■ **RECORDED INFORMATION**
....
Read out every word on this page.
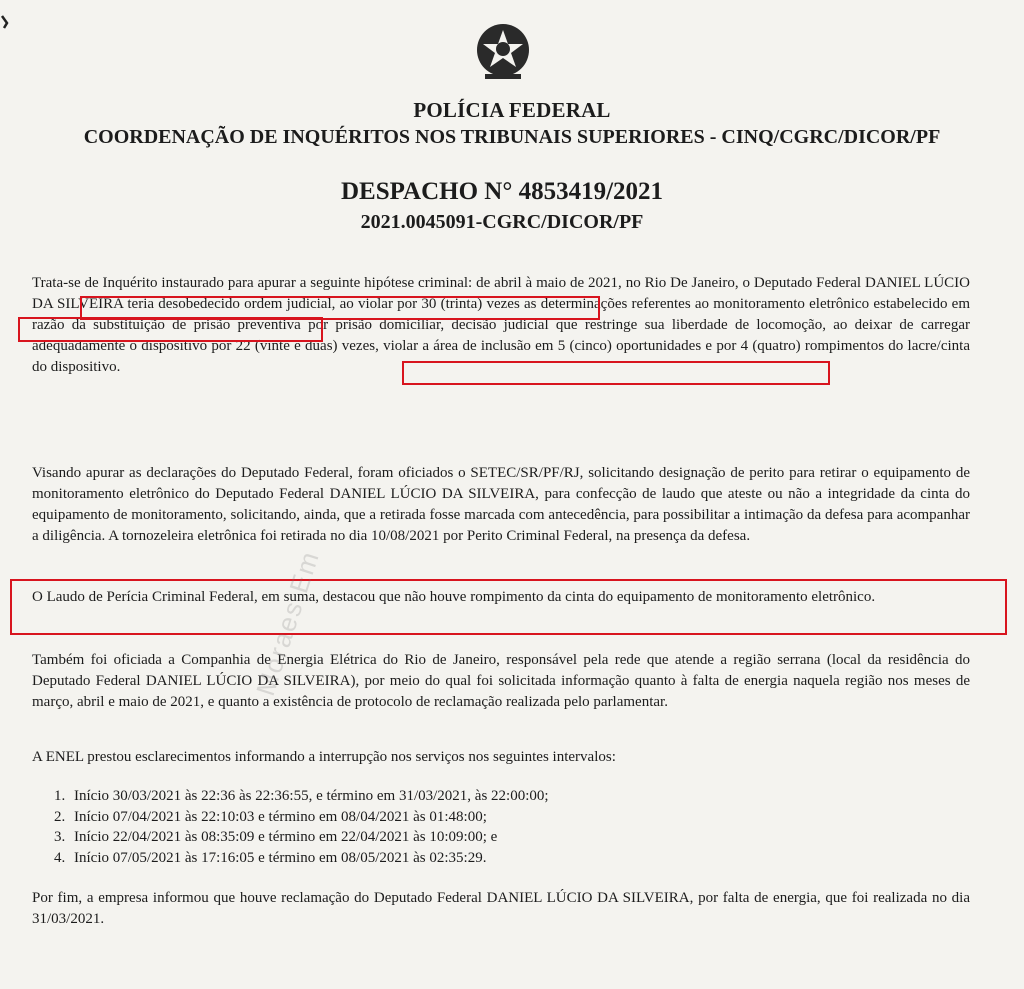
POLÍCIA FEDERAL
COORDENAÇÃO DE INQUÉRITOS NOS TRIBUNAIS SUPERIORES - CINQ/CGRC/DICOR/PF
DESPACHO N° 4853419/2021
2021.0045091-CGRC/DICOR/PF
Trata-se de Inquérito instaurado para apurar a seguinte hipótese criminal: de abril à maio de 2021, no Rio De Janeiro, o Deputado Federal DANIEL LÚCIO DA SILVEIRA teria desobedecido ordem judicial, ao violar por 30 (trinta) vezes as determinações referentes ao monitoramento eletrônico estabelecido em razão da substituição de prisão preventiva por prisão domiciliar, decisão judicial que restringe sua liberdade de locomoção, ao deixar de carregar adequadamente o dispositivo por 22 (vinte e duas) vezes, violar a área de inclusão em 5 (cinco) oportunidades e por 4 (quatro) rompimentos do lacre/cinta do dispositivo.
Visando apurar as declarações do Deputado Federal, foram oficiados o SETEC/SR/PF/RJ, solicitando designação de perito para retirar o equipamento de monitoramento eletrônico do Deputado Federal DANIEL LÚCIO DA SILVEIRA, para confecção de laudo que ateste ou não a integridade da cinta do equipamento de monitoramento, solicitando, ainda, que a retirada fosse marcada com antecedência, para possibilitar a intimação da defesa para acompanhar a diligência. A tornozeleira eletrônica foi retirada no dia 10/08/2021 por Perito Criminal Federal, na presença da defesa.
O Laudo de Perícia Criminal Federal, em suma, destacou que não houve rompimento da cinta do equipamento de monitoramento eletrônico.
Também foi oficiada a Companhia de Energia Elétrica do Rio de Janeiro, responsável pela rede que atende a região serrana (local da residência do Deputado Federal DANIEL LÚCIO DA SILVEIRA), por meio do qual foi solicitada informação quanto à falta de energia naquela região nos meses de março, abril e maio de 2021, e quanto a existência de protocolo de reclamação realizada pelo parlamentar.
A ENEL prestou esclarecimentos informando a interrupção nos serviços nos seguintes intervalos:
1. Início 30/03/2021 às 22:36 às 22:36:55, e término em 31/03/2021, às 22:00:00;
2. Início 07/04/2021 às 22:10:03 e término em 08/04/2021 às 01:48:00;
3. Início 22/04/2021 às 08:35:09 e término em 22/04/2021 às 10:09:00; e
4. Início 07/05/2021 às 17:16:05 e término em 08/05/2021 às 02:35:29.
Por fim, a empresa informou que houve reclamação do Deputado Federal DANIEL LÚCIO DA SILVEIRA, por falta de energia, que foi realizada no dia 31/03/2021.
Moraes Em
....
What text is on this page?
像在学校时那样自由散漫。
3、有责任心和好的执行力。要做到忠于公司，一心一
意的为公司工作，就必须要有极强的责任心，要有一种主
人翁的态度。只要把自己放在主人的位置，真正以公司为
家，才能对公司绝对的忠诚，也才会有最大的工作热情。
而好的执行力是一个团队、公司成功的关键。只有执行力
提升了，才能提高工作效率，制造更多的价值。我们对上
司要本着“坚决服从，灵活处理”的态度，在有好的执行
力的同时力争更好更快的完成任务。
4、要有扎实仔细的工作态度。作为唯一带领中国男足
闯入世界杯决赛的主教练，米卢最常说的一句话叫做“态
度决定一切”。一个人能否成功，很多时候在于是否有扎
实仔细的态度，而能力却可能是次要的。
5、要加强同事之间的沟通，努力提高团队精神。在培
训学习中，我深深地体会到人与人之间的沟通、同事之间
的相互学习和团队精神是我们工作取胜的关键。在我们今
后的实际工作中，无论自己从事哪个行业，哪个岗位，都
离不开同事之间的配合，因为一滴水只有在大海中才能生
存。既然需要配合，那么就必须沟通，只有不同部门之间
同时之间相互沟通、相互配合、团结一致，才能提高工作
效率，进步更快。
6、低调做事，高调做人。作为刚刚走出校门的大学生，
....
■ **WHAT THE TASK ASKS**
Pick out every line of the listing containing the word "this", and show those lines.

■ **RESPONSE TO THE TASK**
Read out every word on this page.
What text is on this page?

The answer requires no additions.